Beginning at the line containing "Read out every word on this page.", output every line to the end of the data below exactly as it appears.

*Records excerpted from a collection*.
# # # # # # #
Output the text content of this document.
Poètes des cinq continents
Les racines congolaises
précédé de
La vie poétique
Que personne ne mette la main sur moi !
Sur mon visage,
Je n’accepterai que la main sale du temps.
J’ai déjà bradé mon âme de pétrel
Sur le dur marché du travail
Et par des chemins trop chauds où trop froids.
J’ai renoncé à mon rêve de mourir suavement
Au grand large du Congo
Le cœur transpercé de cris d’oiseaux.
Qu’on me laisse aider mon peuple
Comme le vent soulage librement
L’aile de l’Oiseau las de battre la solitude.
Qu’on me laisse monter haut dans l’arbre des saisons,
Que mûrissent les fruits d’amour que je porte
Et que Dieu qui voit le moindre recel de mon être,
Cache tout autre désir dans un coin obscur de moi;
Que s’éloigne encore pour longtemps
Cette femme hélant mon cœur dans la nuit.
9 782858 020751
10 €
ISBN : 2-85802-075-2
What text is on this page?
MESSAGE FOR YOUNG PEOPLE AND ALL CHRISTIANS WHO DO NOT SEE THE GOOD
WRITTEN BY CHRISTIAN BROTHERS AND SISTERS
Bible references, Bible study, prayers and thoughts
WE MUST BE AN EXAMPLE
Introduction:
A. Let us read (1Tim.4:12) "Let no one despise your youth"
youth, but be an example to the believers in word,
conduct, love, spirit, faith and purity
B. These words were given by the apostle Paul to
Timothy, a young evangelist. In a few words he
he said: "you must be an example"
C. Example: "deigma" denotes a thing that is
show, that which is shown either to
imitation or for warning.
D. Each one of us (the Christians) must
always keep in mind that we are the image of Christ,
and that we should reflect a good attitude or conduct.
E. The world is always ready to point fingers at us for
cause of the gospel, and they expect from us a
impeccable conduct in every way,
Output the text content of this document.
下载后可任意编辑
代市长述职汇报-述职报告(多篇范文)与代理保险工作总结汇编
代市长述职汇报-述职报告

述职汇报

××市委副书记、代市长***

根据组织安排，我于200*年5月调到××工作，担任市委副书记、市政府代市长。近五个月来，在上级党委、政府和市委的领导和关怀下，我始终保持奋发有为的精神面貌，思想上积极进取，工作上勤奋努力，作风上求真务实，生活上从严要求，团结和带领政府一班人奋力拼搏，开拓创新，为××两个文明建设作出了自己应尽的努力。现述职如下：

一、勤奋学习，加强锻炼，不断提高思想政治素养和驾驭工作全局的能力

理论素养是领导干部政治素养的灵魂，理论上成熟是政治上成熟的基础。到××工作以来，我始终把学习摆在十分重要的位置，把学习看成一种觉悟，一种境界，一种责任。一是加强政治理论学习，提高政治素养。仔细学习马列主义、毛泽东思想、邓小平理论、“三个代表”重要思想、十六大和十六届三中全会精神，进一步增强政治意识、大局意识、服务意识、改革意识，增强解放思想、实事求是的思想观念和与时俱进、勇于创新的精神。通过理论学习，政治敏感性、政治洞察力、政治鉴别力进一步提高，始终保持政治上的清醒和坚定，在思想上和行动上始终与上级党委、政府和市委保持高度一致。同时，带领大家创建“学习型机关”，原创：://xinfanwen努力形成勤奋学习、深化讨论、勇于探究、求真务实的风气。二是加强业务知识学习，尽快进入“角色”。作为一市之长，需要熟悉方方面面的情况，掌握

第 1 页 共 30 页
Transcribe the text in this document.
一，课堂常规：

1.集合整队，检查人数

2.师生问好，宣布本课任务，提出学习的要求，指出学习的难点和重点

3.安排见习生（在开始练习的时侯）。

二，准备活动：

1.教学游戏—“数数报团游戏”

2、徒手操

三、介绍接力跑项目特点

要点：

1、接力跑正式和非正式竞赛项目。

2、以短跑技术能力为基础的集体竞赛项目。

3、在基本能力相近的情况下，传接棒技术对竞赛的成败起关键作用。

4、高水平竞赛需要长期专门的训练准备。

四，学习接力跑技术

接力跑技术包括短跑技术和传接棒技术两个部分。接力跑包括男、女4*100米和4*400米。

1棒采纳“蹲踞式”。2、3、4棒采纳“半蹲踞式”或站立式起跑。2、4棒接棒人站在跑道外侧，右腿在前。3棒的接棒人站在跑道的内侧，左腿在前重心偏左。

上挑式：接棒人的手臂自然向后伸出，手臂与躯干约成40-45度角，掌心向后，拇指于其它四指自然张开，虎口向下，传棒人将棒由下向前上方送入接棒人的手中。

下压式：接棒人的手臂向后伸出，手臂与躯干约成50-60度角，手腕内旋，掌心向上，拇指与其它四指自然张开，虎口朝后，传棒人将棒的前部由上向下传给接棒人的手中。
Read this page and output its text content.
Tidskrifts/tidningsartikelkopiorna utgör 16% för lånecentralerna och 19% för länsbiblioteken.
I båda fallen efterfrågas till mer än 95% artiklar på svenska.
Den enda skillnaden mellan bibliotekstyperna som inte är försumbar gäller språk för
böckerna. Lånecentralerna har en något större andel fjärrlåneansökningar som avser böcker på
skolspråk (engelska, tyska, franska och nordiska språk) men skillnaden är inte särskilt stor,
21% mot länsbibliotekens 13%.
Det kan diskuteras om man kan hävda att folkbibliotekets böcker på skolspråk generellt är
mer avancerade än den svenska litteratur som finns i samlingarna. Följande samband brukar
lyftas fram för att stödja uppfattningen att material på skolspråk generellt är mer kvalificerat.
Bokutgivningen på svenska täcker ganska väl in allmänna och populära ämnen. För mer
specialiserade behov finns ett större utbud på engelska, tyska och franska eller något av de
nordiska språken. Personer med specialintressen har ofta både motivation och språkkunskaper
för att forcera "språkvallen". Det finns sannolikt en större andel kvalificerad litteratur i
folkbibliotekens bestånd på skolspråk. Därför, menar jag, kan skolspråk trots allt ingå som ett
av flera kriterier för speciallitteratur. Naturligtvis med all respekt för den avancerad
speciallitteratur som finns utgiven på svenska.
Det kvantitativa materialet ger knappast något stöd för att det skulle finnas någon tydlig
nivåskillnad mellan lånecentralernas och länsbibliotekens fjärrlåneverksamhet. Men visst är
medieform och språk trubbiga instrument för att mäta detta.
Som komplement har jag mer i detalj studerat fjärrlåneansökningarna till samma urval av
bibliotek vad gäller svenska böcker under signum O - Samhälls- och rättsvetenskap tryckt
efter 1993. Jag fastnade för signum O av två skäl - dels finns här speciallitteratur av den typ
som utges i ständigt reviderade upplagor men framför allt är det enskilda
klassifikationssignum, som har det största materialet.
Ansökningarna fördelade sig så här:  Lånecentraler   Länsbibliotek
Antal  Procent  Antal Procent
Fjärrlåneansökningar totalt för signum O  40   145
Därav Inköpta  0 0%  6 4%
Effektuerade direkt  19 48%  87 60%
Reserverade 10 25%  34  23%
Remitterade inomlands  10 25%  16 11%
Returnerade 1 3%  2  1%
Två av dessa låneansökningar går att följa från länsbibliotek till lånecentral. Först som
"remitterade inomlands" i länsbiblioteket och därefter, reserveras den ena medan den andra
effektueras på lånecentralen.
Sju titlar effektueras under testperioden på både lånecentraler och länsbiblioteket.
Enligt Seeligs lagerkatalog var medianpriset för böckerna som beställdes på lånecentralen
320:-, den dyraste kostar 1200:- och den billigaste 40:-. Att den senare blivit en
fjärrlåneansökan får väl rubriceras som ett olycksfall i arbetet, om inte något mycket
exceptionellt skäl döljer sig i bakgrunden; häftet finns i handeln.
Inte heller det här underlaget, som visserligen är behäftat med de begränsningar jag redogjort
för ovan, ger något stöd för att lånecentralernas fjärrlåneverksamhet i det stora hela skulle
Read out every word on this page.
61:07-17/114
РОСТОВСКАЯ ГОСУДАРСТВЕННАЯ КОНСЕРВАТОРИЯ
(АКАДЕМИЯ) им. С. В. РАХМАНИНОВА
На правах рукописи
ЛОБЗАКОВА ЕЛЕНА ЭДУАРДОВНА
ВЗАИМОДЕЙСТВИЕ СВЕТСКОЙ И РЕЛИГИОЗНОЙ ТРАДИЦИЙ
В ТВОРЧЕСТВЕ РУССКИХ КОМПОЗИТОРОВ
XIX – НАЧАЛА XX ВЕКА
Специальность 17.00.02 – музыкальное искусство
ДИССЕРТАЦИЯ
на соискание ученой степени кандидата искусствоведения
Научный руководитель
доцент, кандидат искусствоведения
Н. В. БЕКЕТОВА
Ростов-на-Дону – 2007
# # # # # # #
*Written solution*.
Read out every word on this page.
61:07-17/114
РОСТОВСКАЯ ГОСУДАРСТВЕННАЯ КОНСЕРВАТОРИЯ
(АКАДЕМИЯ) им. С. В. РАХМАНИНОВА
На правах рукописи
ЛОБЗАКОВА ЕЛЕНА ЭДУАРДОВНА
ВЗАИМОДЕЙСТВИЕ СВЕТСКОЙ И РЕЛИГИОЗНОЙ ТРАДИЦИЙ
В ТВОРЧЕСТВЕ РУССКИХ КОМПОЗИТОРОВ
XIX – НАЧАЛА XX ВЕКА
Специальность 17.00.02 – музыкальное искусство
ДИССЕРТАЦИЯ
на соискание ученой степени кандидата искусствоведения
Научный руководитель
доцент, кандидат искусствоведения
Н. В. БЕКЕТОВА
Ростов-на-Дону – 2007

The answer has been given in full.